— Begin Records shown —
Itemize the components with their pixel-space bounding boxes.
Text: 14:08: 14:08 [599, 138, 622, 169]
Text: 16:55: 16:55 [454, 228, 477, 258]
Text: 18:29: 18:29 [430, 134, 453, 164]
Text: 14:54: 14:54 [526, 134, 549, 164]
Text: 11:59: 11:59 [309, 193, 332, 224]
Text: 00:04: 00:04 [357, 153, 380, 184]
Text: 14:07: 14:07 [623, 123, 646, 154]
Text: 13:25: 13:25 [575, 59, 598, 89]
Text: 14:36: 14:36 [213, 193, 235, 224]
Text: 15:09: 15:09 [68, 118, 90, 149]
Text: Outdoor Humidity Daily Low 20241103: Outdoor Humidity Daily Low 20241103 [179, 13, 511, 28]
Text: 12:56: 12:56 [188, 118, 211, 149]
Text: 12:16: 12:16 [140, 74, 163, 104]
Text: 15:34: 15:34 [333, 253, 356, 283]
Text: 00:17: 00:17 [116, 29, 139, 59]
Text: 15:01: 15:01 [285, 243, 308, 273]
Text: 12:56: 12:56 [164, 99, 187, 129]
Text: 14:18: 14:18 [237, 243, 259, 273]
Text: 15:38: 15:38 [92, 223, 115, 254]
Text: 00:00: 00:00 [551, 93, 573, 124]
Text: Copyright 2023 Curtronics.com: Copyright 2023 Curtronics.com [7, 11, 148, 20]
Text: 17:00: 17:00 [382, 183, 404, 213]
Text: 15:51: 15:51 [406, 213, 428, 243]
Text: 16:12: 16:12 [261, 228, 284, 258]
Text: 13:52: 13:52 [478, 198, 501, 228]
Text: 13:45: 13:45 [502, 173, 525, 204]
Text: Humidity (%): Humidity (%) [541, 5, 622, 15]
— End Records shown —
→ **Task to carry out**
Reproduce all the records above, swapping every "Text" for "Label" and leaving everything else unchanged.

→ **Response to the task**
Itemize the components with their pixel-space bounding boxes.
Label: 14:08: 14:08 [599, 138, 622, 169]
Label: 16:55: 16:55 [454, 228, 477, 258]
Label: 18:29: 18:29 [430, 134, 453, 164]
Label: 14:54: 14:54 [526, 134, 549, 164]
Label: 11:59: 11:59 [309, 193, 332, 224]
Label: 00:04: 00:04 [357, 153, 380, 184]
Label: 14:07: 14:07 [623, 123, 646, 154]
Label: 13:25: 13:25 [575, 59, 598, 89]
Label: 14:36: 14:36 [213, 193, 235, 224]
Label: 15:09: 15:09 [68, 118, 90, 149]
Label: Outdoor Humidity Daily Low 20241103: Outdoor Humidity Daily Low 20241103 [179, 13, 511, 28]
Label: 12:56: 12:56 [188, 118, 211, 149]
Label: 12:16: 12:16 [140, 74, 163, 104]
Label: 15:34: 15:34 [333, 253, 356, 283]
Label: 00:17: 00:17 [116, 29, 139, 59]
Label: 15:01: 15:01 [285, 243, 308, 273]
Label: 12:56: 12:56 [164, 99, 187, 129]
Label: 14:18: 14:18 [237, 243, 259, 273]
Label: 15:38: 15:38 [92, 223, 115, 254]
Label: 00:00: 00:00 [551, 93, 573, 124]
Label: Copyright 2023 Curtronics.com: Copyright 2023 Curtronics.com [7, 11, 148, 20]
Label: 17:00: 17:00 [382, 183, 404, 213]
Label: 15:51: 15:51 [406, 213, 428, 243]
Label: 16:12: 16:12 [261, 228, 284, 258]
Label: 13:52: 13:52 [478, 198, 501, 228]
Label: 13:45: 13:45 [502, 173, 525, 204]
Label: Humidity (%): Humidity (%) [541, 5, 622, 15]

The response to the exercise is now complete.